> What you need to do:
Set down the material below word for word, excluding the pictures.

> Supplied data:
....................

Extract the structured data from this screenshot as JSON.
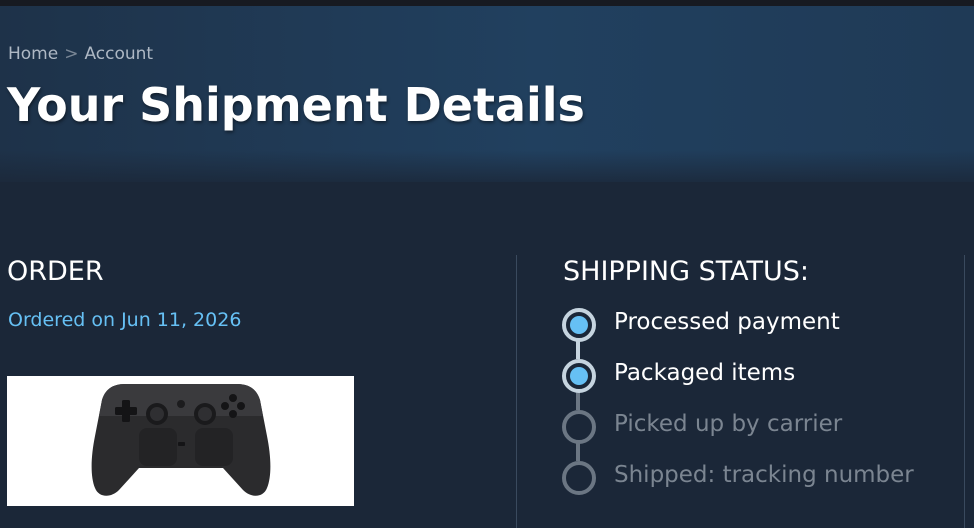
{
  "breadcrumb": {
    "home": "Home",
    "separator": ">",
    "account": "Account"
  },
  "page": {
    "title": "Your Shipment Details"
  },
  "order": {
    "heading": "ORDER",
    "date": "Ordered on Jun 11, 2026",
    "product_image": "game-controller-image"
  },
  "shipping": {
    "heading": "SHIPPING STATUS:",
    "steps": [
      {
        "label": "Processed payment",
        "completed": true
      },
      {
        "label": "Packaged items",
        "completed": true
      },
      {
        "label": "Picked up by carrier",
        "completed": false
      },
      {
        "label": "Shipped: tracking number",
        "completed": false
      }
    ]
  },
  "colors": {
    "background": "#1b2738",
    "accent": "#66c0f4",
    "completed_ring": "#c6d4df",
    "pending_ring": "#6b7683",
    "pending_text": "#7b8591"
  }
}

....................

> Exercise answer:
Extract the structured data from this screenshot as JSON.
{
  "breadcrumb": {
    "home": "Home",
    "separator": ">",
    "account": "Account"
  },
  "page": {
    "title": "Your Shipment Details"
  },
  "order": {
    "heading": "ORDER",
    "date": "Ordered on Jun 11, 2026",
    "product_image": "game-controller-image"
  },
  "shipping": {
    "heading": "SHIPPING STATUS:",
    "steps": [
      {
        "label": "Processed payment",
        "completed": true
      },
      {
        "label": "Packaged items",
        "completed": true
      },
      {
        "label": "Picked up by carrier",
        "completed": false
      },
      {
        "label": "Shipped: tracking number",
        "completed": false
      }
    ]
  },
  "colors": {
    "background": "#1b2738",
    "accent": "#66c0f4",
    "completed_ring": "#c6d4df",
    "pending_ring": "#6b7683",
    "pending_text": "#7b8591"
  }
}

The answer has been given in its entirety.